Source data:
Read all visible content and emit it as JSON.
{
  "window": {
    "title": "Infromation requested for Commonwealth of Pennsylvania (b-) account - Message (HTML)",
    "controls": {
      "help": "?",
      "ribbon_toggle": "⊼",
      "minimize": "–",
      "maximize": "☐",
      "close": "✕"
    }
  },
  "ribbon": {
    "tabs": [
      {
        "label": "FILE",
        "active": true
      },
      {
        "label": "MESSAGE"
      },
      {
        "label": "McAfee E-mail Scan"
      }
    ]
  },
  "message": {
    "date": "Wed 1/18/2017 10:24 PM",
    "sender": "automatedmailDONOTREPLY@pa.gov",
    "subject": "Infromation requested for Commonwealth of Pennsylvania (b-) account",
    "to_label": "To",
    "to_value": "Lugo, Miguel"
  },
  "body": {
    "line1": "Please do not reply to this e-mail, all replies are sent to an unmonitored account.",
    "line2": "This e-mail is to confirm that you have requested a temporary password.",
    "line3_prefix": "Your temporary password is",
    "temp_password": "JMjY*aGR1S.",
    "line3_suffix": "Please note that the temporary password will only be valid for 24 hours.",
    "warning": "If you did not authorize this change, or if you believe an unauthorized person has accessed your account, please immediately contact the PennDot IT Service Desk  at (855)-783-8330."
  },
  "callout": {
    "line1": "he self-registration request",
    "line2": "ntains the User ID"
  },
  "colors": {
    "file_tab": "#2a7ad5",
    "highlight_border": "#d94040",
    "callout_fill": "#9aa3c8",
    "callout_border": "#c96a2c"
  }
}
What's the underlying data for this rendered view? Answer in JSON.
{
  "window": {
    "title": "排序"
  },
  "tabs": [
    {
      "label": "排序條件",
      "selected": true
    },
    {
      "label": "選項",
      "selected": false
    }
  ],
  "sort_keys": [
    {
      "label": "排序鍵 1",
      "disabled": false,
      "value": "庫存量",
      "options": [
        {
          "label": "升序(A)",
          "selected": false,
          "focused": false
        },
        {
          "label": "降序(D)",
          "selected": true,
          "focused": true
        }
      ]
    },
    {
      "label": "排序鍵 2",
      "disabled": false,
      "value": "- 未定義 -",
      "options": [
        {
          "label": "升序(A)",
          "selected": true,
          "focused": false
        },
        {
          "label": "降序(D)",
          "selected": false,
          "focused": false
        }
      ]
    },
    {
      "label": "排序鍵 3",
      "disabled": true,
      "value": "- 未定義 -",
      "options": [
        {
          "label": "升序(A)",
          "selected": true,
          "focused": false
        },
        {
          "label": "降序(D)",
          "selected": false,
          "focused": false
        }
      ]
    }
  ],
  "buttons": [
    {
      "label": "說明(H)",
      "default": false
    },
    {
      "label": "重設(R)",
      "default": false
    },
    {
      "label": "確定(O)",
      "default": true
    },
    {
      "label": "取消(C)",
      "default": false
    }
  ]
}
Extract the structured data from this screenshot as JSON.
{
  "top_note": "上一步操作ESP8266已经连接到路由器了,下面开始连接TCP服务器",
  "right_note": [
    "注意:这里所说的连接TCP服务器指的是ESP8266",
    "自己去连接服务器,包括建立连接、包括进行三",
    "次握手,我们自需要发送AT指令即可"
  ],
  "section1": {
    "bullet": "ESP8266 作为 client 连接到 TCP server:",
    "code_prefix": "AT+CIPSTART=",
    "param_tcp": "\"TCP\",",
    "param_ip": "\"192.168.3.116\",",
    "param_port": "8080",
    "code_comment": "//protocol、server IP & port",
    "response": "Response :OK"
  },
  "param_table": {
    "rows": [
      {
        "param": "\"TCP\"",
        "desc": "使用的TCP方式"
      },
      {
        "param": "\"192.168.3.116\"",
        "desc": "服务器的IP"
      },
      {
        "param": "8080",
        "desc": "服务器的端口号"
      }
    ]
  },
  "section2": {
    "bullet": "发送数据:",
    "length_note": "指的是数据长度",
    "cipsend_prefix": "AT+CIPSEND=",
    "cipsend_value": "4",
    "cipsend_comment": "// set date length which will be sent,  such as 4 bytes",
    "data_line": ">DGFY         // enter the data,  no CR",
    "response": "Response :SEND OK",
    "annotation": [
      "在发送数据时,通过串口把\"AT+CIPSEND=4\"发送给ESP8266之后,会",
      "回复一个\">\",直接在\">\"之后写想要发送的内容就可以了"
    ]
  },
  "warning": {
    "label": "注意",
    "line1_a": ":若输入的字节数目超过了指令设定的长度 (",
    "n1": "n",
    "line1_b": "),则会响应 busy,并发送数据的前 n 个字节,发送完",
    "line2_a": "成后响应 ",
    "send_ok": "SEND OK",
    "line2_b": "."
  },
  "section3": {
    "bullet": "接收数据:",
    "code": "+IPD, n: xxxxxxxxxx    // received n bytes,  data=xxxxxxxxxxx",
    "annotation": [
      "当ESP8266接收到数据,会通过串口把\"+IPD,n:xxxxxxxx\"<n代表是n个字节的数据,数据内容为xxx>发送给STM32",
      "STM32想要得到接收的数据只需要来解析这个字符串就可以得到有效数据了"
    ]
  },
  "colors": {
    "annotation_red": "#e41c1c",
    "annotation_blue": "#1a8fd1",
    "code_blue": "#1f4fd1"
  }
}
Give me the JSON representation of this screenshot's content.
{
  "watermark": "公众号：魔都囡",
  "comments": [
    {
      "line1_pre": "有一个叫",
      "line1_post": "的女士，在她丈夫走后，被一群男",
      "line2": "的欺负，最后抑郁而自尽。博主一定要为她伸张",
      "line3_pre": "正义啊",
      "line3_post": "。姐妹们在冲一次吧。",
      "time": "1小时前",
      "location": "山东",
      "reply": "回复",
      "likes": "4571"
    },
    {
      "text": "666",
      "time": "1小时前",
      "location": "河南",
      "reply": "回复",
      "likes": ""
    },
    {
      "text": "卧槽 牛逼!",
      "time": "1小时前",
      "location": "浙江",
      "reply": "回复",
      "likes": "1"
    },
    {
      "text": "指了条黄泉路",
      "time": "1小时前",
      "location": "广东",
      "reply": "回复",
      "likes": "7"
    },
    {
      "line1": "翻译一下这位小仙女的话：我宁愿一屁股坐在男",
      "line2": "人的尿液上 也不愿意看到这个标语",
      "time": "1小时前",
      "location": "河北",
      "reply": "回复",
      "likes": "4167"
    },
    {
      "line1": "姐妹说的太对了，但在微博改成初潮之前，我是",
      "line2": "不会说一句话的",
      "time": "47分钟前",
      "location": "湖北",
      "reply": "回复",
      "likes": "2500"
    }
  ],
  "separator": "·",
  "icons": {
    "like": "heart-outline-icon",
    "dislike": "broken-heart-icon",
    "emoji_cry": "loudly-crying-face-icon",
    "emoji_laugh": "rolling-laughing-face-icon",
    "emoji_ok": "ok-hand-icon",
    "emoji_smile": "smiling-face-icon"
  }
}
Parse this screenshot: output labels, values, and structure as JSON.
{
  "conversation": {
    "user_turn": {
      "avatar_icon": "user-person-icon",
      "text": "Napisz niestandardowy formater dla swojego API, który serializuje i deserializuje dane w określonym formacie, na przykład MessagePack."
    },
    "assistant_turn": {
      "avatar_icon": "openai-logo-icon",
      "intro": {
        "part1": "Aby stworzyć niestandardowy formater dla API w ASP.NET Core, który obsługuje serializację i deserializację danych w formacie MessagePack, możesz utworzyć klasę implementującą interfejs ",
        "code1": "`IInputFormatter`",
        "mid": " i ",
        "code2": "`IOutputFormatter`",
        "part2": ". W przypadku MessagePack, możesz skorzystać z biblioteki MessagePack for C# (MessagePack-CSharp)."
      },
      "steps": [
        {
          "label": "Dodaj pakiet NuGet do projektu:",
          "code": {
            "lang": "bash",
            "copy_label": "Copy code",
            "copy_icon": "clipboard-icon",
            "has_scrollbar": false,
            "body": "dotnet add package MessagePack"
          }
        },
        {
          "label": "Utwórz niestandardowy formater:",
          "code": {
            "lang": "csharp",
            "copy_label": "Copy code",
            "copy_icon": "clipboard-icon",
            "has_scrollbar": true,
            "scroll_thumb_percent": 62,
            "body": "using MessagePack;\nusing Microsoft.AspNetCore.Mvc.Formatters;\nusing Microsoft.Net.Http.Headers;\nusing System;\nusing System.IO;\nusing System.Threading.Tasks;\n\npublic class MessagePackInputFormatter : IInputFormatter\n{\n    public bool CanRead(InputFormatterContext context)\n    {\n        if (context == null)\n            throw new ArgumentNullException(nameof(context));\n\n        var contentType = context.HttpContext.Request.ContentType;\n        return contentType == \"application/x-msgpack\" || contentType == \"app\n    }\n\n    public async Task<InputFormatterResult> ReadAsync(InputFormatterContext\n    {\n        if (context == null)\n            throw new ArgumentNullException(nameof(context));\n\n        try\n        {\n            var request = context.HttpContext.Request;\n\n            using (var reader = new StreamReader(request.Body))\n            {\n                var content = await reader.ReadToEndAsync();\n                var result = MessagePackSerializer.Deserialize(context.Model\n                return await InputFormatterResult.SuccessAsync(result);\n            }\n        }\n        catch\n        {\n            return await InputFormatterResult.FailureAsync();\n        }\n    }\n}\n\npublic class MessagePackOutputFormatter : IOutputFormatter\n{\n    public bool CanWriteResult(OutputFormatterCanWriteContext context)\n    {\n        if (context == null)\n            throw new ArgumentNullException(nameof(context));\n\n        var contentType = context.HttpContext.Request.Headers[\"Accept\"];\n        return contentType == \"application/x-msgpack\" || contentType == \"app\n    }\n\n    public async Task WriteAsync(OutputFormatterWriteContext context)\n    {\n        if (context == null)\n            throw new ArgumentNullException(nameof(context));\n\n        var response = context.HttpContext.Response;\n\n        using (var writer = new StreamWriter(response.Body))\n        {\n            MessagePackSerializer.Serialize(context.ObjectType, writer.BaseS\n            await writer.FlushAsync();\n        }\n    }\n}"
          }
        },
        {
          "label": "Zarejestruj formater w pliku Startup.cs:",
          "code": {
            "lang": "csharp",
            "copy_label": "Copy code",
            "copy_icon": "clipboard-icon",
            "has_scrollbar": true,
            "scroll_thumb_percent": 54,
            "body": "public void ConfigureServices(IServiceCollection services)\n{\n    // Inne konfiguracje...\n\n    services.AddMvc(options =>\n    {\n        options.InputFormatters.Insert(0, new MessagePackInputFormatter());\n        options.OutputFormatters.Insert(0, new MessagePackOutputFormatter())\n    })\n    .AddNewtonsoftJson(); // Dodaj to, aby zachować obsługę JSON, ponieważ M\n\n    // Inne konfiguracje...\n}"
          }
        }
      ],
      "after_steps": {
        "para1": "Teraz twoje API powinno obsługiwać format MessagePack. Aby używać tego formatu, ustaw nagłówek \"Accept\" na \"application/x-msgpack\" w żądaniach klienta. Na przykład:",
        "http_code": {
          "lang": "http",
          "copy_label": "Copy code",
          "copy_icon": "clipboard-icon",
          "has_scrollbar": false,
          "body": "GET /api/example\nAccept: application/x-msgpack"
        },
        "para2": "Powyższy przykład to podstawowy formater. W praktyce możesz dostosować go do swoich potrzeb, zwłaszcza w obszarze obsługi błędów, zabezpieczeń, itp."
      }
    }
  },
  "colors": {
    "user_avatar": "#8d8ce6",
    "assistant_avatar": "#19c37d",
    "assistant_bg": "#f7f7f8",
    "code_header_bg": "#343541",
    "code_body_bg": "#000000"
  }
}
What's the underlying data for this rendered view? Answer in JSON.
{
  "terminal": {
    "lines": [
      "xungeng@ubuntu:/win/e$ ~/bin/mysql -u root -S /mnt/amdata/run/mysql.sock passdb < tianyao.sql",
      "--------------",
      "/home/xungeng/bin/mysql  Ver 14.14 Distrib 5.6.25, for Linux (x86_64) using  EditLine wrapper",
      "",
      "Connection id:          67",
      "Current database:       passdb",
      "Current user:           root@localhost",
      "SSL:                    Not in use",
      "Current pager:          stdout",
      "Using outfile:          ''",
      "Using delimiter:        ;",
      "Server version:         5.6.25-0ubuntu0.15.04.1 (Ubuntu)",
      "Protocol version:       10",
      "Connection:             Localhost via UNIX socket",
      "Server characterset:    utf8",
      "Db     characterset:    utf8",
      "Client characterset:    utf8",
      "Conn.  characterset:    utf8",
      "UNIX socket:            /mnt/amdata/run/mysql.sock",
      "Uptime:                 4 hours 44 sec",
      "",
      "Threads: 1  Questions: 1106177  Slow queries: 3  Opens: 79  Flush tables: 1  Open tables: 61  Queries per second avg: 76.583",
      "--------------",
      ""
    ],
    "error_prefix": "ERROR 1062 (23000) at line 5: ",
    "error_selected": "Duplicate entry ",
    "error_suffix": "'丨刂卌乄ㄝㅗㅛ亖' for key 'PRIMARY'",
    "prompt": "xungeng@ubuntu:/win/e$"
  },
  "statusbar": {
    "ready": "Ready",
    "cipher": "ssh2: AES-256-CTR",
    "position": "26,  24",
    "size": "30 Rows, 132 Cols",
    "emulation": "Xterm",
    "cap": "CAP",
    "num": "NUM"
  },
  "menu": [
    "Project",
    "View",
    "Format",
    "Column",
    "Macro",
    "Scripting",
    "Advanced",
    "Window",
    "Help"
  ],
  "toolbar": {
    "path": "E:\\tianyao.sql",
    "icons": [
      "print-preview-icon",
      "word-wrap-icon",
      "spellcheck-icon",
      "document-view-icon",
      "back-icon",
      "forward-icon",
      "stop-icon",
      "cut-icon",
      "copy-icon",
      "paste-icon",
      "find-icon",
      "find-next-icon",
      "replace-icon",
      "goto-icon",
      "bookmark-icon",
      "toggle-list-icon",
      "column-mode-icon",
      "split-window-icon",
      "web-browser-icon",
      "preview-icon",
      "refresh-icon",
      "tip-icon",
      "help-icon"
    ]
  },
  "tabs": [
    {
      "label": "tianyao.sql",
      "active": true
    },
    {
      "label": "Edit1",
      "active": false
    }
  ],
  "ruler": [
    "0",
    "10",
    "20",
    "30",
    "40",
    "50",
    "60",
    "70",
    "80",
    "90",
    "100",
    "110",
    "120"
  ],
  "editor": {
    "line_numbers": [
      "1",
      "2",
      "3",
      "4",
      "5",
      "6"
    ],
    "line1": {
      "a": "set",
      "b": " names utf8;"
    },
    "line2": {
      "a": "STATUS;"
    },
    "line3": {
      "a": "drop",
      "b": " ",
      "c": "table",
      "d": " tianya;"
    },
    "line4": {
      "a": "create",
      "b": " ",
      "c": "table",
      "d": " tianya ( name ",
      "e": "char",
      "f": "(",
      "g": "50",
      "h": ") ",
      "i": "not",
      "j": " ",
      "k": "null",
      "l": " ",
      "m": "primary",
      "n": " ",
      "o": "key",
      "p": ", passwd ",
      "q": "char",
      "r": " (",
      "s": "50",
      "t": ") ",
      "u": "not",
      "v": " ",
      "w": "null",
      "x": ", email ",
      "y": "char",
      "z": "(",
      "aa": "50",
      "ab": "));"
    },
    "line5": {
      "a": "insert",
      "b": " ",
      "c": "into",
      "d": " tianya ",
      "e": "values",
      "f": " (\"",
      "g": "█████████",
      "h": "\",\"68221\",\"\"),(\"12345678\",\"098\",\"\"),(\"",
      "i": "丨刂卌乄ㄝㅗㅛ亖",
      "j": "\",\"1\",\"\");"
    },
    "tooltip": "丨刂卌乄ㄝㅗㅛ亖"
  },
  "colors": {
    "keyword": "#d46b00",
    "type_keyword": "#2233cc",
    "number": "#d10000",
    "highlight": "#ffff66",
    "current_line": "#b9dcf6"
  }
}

TASK REQUIREMENTS: Report the number of lines in the entries above that include the string "version". Give nothing but the number.

RESPONSE TO THIS EXERCISE: 2